Check each line for the word "проект" and give how many have it. Say nothing else.

● ● ●

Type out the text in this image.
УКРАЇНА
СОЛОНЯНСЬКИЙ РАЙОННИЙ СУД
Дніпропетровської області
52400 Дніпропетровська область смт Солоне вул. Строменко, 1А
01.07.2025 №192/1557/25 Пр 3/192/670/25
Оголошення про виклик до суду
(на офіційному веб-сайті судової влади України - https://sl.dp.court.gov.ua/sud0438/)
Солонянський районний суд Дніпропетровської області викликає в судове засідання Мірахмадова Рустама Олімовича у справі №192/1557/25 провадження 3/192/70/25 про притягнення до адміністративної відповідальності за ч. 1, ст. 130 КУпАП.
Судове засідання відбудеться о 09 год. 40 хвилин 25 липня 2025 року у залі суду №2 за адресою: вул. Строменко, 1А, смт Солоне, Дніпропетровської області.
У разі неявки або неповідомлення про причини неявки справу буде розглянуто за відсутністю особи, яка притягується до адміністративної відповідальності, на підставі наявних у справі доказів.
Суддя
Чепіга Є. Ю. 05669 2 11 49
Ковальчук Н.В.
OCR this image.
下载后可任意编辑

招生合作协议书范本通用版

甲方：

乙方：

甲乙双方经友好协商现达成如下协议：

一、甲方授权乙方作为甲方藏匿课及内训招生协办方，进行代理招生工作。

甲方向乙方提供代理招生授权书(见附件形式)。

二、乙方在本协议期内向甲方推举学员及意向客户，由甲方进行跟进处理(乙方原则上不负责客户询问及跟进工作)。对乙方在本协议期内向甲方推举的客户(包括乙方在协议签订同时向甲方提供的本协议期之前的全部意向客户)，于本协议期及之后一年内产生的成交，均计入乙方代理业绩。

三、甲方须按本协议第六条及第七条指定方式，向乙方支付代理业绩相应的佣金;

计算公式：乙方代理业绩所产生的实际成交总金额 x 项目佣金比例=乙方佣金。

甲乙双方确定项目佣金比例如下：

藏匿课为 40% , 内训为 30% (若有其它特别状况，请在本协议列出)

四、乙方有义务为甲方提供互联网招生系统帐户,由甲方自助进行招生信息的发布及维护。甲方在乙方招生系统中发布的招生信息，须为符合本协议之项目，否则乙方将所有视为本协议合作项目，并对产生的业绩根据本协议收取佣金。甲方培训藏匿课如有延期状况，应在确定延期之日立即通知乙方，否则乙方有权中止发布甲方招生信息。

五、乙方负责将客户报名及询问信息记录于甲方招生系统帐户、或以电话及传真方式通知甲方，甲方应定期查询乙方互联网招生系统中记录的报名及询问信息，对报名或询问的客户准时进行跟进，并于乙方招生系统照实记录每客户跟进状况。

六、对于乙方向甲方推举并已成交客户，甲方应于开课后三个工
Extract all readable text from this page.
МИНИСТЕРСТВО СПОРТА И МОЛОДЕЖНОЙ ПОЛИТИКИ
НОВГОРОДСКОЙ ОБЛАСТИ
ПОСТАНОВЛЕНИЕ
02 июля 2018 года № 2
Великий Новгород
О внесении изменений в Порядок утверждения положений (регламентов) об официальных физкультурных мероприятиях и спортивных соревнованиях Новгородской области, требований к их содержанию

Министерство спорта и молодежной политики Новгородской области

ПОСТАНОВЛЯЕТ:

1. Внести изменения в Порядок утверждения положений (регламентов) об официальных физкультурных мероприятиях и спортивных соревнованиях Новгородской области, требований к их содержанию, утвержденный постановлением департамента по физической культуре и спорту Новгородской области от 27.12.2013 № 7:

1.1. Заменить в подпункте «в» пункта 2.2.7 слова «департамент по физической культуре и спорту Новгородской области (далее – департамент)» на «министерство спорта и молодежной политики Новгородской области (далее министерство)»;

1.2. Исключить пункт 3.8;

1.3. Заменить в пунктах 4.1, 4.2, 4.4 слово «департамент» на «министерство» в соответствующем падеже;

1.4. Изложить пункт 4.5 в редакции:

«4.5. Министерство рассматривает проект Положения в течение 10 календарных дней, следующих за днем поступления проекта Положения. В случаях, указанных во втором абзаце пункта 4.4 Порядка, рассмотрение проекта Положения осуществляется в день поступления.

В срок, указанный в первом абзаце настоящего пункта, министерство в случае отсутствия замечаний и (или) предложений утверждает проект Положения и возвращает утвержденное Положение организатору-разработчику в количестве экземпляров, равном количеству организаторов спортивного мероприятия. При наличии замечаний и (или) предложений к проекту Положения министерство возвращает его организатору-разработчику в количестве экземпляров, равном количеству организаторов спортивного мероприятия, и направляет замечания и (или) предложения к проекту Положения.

● ● ●

Answer to the problem:
2